TO BE DONE :: For every line in the records that has the word "STSH", make a copy.

SUPPLIED MATERIAL ::
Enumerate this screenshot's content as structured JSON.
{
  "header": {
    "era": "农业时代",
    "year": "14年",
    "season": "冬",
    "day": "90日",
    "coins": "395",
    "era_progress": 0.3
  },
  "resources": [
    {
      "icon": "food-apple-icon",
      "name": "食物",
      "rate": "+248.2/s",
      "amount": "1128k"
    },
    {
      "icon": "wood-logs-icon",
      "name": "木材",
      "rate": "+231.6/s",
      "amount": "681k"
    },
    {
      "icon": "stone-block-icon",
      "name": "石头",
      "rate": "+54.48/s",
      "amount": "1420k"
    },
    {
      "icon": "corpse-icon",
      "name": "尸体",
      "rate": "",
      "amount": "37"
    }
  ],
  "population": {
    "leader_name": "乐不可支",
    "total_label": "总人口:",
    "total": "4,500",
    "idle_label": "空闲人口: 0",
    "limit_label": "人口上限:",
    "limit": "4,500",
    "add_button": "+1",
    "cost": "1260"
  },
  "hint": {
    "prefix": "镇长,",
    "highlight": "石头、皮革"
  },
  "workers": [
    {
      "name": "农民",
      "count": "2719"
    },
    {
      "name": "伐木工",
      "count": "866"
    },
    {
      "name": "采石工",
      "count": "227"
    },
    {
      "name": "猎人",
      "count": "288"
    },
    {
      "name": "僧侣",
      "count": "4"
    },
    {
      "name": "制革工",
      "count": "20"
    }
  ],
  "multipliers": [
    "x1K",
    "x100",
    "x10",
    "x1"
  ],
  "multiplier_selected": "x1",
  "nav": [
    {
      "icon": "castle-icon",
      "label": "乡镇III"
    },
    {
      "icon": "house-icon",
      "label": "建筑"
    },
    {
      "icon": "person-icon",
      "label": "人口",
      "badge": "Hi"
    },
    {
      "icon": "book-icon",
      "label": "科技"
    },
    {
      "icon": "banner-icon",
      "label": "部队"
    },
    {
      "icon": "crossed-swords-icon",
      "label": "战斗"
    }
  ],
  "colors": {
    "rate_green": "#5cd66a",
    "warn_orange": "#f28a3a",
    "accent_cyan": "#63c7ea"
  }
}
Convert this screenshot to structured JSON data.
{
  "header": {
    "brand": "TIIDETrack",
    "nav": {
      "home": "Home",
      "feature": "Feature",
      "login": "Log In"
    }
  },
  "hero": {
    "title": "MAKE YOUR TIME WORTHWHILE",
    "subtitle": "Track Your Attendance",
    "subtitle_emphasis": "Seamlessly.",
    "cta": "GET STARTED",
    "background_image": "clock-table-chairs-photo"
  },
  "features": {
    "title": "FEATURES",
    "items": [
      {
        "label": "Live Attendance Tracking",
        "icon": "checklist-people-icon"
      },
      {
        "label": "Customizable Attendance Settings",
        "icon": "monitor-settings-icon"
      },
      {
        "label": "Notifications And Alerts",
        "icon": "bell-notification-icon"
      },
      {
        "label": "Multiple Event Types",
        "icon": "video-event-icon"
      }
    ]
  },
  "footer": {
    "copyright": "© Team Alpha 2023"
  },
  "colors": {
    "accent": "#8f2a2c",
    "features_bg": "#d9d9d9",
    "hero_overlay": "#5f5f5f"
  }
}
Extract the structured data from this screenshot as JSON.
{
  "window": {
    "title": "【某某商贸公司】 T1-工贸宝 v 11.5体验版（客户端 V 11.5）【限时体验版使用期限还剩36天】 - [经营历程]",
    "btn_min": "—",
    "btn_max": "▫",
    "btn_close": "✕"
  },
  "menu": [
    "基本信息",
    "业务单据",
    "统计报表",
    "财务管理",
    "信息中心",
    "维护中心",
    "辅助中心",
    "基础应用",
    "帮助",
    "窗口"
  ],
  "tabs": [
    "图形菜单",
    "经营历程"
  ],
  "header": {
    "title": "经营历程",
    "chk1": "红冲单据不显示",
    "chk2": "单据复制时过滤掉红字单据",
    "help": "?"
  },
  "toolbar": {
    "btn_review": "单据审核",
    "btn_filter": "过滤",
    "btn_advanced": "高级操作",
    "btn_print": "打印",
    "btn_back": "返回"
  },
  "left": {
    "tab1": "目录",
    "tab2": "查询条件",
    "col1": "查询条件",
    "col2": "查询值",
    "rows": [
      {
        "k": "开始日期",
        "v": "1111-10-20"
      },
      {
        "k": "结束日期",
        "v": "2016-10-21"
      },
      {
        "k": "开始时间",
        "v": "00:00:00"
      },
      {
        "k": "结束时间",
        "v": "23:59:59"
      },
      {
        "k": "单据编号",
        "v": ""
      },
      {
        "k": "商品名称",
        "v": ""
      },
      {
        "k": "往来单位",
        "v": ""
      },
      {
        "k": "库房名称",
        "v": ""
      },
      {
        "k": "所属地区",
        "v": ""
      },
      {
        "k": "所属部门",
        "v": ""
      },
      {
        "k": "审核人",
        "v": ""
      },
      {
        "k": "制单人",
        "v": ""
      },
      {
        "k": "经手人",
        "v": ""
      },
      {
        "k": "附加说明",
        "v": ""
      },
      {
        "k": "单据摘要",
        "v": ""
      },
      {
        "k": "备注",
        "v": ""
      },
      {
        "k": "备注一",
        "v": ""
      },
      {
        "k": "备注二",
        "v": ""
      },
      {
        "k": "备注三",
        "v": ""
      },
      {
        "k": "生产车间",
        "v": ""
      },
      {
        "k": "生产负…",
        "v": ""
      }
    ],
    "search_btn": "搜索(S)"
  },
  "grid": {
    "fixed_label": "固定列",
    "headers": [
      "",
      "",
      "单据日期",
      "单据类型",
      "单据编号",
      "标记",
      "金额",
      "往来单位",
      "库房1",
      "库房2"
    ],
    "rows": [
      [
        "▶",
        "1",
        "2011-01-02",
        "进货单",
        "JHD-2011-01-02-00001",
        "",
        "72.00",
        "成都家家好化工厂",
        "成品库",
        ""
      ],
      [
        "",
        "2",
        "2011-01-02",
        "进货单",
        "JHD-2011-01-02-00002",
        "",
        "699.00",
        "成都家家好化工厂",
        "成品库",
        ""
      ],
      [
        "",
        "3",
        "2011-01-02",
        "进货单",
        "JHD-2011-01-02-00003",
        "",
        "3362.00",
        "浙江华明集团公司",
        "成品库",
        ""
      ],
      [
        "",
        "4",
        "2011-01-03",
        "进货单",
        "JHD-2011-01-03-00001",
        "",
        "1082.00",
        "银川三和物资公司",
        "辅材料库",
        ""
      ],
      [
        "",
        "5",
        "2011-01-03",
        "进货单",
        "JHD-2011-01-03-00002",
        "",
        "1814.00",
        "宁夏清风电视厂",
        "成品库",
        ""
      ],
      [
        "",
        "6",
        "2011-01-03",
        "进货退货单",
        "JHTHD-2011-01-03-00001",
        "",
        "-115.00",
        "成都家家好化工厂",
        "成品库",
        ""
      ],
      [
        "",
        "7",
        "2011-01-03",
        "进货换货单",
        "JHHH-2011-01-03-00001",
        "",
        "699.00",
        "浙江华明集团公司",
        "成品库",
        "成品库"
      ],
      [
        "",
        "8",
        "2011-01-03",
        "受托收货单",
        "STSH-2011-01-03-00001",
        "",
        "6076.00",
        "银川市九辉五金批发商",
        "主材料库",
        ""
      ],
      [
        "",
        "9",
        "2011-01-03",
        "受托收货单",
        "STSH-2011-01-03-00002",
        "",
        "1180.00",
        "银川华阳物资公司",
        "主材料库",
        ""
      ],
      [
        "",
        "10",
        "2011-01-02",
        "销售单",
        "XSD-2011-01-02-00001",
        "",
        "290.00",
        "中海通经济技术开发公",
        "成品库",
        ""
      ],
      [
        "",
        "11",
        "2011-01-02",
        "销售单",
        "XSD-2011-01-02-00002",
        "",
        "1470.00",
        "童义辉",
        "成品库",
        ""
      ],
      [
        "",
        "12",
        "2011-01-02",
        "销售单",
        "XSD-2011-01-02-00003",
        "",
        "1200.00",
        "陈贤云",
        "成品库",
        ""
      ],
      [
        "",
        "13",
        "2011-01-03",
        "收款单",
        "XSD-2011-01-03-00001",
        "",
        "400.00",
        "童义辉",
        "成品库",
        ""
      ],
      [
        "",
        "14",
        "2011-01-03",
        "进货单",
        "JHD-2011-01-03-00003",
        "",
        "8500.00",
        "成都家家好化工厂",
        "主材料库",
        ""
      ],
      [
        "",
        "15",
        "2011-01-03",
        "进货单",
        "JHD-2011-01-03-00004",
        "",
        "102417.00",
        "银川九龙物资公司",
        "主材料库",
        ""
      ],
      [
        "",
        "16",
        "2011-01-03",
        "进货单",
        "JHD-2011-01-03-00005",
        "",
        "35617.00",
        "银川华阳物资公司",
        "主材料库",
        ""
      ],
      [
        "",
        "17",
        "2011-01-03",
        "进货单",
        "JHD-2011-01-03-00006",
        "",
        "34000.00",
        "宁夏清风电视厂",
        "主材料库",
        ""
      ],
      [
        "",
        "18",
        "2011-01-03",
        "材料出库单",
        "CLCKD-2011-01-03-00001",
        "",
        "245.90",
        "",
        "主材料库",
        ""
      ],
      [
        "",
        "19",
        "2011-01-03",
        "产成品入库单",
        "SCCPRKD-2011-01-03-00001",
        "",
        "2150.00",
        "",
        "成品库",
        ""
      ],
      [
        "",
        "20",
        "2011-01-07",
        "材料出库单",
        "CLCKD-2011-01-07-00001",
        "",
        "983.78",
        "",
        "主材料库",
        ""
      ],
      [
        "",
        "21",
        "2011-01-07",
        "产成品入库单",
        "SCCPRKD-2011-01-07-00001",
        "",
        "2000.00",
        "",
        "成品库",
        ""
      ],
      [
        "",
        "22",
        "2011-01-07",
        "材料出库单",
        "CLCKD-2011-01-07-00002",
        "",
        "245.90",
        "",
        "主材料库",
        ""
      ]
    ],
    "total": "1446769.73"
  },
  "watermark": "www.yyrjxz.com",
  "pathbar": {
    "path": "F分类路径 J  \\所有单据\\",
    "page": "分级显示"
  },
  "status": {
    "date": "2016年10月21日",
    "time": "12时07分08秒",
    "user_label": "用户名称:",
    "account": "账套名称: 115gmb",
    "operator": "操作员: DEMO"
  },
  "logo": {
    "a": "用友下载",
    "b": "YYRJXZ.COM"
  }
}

RESULT OF THE EXERCISE ::
        "STSH-2011-01-03-00001",
        "STSH-2011-01-03-00002",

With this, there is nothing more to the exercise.